[Data entries]
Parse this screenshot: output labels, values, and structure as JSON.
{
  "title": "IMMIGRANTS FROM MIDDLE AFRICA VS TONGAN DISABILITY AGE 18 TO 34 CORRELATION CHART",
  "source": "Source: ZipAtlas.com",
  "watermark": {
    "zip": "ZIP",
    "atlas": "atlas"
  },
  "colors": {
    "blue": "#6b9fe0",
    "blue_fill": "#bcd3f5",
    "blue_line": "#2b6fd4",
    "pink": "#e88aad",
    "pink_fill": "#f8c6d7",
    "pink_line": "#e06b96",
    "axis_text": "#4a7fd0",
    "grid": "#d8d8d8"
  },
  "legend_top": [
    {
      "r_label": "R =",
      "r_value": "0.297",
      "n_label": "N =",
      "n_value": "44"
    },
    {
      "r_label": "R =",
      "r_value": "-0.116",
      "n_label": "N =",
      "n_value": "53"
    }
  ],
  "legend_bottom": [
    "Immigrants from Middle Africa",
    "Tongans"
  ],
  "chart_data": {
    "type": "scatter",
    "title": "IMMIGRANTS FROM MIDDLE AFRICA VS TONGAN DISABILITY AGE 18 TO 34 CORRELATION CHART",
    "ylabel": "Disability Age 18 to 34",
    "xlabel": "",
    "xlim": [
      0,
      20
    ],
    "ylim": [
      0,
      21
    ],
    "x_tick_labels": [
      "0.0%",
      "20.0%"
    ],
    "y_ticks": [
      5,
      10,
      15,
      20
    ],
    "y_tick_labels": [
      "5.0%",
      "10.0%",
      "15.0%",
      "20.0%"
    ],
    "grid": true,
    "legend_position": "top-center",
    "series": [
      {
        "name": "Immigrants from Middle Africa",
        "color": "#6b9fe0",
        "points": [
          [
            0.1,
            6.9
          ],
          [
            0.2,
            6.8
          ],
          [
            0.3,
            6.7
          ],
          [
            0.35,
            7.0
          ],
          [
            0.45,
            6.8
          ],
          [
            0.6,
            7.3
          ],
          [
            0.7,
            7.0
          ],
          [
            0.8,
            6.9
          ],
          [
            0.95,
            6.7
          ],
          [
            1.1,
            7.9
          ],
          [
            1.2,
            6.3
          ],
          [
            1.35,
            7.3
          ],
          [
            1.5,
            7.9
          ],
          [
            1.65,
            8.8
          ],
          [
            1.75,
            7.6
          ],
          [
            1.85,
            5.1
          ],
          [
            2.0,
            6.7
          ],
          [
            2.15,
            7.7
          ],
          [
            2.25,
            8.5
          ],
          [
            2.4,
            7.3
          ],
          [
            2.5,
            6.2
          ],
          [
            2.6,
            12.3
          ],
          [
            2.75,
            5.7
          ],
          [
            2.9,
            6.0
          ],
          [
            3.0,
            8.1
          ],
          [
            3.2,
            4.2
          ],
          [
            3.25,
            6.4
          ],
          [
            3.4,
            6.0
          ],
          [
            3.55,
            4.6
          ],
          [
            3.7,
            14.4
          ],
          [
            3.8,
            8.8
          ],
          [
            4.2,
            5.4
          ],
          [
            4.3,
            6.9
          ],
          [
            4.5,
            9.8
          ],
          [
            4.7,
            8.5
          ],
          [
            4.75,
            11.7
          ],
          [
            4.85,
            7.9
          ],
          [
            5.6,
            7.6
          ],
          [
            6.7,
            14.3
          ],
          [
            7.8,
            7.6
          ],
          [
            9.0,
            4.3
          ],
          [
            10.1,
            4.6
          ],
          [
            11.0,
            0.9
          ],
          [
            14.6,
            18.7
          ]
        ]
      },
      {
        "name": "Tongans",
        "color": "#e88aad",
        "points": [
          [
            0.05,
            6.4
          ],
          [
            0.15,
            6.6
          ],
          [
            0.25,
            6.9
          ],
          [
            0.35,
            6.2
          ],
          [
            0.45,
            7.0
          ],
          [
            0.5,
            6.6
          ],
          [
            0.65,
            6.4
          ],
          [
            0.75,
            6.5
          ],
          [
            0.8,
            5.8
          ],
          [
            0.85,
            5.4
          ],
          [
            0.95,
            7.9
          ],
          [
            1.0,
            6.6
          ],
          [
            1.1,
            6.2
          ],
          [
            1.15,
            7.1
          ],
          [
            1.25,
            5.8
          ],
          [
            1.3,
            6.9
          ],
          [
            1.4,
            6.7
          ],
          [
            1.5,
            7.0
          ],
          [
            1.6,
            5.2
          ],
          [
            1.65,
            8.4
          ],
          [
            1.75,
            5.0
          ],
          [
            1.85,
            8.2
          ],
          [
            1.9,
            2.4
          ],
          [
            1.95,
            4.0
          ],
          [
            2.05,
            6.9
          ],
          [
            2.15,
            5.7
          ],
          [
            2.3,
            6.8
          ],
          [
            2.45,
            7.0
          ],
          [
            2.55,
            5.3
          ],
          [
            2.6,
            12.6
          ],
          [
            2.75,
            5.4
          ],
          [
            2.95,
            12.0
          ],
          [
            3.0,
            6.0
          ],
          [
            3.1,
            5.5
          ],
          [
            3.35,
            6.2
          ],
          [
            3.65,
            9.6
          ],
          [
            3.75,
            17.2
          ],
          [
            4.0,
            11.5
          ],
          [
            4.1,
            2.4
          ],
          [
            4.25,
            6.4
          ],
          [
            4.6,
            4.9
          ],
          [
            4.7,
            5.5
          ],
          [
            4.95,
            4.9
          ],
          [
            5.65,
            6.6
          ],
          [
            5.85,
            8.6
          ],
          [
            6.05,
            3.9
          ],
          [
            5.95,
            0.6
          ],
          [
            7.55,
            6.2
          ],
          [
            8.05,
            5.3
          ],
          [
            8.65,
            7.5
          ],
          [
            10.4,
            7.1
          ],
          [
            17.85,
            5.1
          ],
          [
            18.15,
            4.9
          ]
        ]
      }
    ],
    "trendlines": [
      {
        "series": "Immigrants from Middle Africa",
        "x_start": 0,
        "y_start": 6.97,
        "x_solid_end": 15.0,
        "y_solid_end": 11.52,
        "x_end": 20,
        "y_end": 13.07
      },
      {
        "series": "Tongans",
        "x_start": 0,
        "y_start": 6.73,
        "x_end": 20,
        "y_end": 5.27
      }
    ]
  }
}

Written exercise ▸ Nothing in the listing may be changed; retype it all exactly.

Right answer ▸
Parse this screenshot: output labels, values, and structure as JSON.
{
  "title": "IMMIGRANTS FROM MIDDLE AFRICA VS TONGAN DISABILITY AGE 18 TO 34 CORRELATION CHART",
  "source": "Source: ZipAtlas.com",
  "watermark": {
    "zip": "ZIP",
    "atlas": "atlas"
  },
  "colors": {
    "blue": "#6b9fe0",
    "blue_fill": "#bcd3f5",
    "blue_line": "#2b6fd4",
    "pink": "#e88aad",
    "pink_fill": "#f8c6d7",
    "pink_line": "#e06b96",
    "axis_text": "#4a7fd0",
    "grid": "#d8d8d8"
  },
  "legend_top": [
    {
      "r_label": "R =",
      "r_value": "0.297",
      "n_label": "N =",
      "n_value": "44"
    },
    {
      "r_label": "R =",
      "r_value": "-0.116",
      "n_label": "N =",
      "n_value": "53"
    }
  ],
  "legend_bottom": [
    "Immigrants from Middle Africa",
    "Tongans"
  ],
  "chart_data": {
    "type": "scatter",
    "title": "IMMIGRANTS FROM MIDDLE AFRICA VS TONGAN DISABILITY AGE 18 TO 34 CORRELATION CHART",
    "ylabel": "Disability Age 18 to 34",
    "xlabel": "",
    "xlim": [
      0,
      20
    ],
    "ylim": [
      0,
      21
    ],
    "x_tick_labels": [
      "0.0%",
      "20.0%"
    ],
    "y_ticks": [
      5,
      10,
      15,
      20
    ],
    "y_tick_labels": [
      "5.0%",
      "10.0%",
      "15.0%",
      "20.0%"
    ],
    "grid": true,
    "legend_position": "top-center",
    "series": [
      {
        "name": "Immigrants from Middle Africa",
        "color": "#6b9fe0",
        "points": [
          [
            0.1,
            6.9
          ],
          [
            0.2,
            6.8
          ],
          [
            0.3,
            6.7
          ],
          [
            0.35,
            7.0
          ],
          [
            0.45,
            6.8
          ],
          [
            0.6,
            7.3
          ],
          [
            0.7,
            7.0
          ],
          [
            0.8,
            6.9
          ],
          [
            0.95,
            6.7
          ],
          [
            1.1,
            7.9
          ],
          [
            1.2,
            6.3
          ],
          [
            1.35,
            7.3
          ],
          [
            1.5,
            7.9
          ],
          [
            1.65,
            8.8
          ],
          [
            1.75,
            7.6
          ],
          [
            1.85,
            5.1
          ],
          [
            2.0,
            6.7
          ],
          [
            2.15,
            7.7
          ],
          [
            2.25,
            8.5
          ],
          [
            2.4,
            7.3
          ],
          [
            2.5,
            6.2
          ],
          [
            2.6,
            12.3
          ],
          [
            2.75,
            5.7
          ],
          [
            2.9,
            6.0
          ],
          [
            3.0,
            8.1
          ],
          [
            3.2,
            4.2
          ],
          [
            3.25,
            6.4
          ],
          [
            3.4,
            6.0
          ],
          [
            3.55,
            4.6
          ],
          [
            3.7,
            14.4
          ],
          [
            3.8,
            8.8
          ],
          [
            4.2,
            5.4
          ],
          [
            4.3,
            6.9
          ],
          [
            4.5,
            9.8
          ],
          [
            4.7,
            8.5
          ],
          [
            4.75,
            11.7
          ],
          [
            4.85,
            7.9
          ],
          [
            5.6,
            7.6
          ],
          [
            6.7,
            14.3
          ],
          [
            7.8,
            7.6
          ],
          [
            9.0,
            4.3
          ],
          [
            10.1,
            4.6
          ],
          [
            11.0,
            0.9
          ],
          [
            14.6,
            18.7
          ]
        ]
      },
      {
        "name": "Tongans",
        "color": "#e88aad",
        "points": [
          [
            0.05,
            6.4
          ],
          [
            0.15,
            6.6
          ],
          [
            0.25,
            6.9
          ],
          [
            0.35,
            6.2
          ],
          [
            0.45,
            7.0
          ],
          [
            0.5,
            6.6
          ],
          [
            0.65,
            6.4
          ],
          [
            0.75,
            6.5
          ],
          [
            0.8,
            5.8
          ],
          [
            0.85,
            5.4
          ],
          [
            0.95,
            7.9
          ],
          [
            1.0,
            6.6
          ],
          [
            1.1,
            6.2
          ],
          [
            1.15,
            7.1
          ],
          [
            1.25,
            5.8
          ],
          [
            1.3,
            6.9
          ],
          [
            1.4,
            6.7
          ],
          [
            1.5,
            7.0
          ],
          [
            1.6,
            5.2
          ],
          [
            1.65,
            8.4
          ],
          [
            1.75,
            5.0
          ],
          [
            1.85,
            8.2
          ],
          [
            1.9,
            2.4
          ],
          [
            1.95,
            4.0
          ],
          [
            2.05,
            6.9
          ],
          [
            2.15,
            5.7
          ],
          [
            2.3,
            6.8
          ],
          [
            2.45,
            7.0
          ],
          [
            2.55,
            5.3
          ],
          [
            2.6,
            12.6
          ],
          [
            2.75,
            5.4
          ],
          [
            2.95,
            12.0
          ],
          [
            3.0,
            6.0
          ],
          [
            3.1,
            5.5
          ],
          [
            3.35,
            6.2
          ],
          [
            3.65,
            9.6
          ],
          [
            3.75,
            17.2
          ],
          [
            4.0,
            11.5
          ],
          [
            4.1,
            2.4
          ],
          [
            4.25,
            6.4
          ],
          [
            4.6,
            4.9
          ],
          [
            4.7,
            5.5
          ],
          [
            4.95,
            4.9
          ],
          [
            5.65,
            6.6
          ],
          [
            5.85,
            8.6
          ],
          [
            6.05,
            3.9
          ],
          [
            5.95,
            0.6
          ],
          [
            7.55,
            6.2
          ],
          [
            8.05,
            5.3
          ],
          [
            8.65,
            7.5
          ],
          [
            10.4,
            7.1
          ],
          [
            17.85,
            5.1
          ],
          [
            18.15,
            4.9
          ]
        ]
      }
    ],
    "trendlines": [
      {
        "series": "Immigrants from Middle Africa",
        "x_start": 0,
        "y_start": 6.97,
        "x_solid_end": 15.0,
        "y_solid_end": 11.52,
        "x_end": 20,
        "y_end": 13.07
      },
      {
        "series": "Tongans",
        "x_start": 0,
        "y_start": 6.73,
        "x_end": 20,
        "y_end": 5.27
      }
    ]
  }
}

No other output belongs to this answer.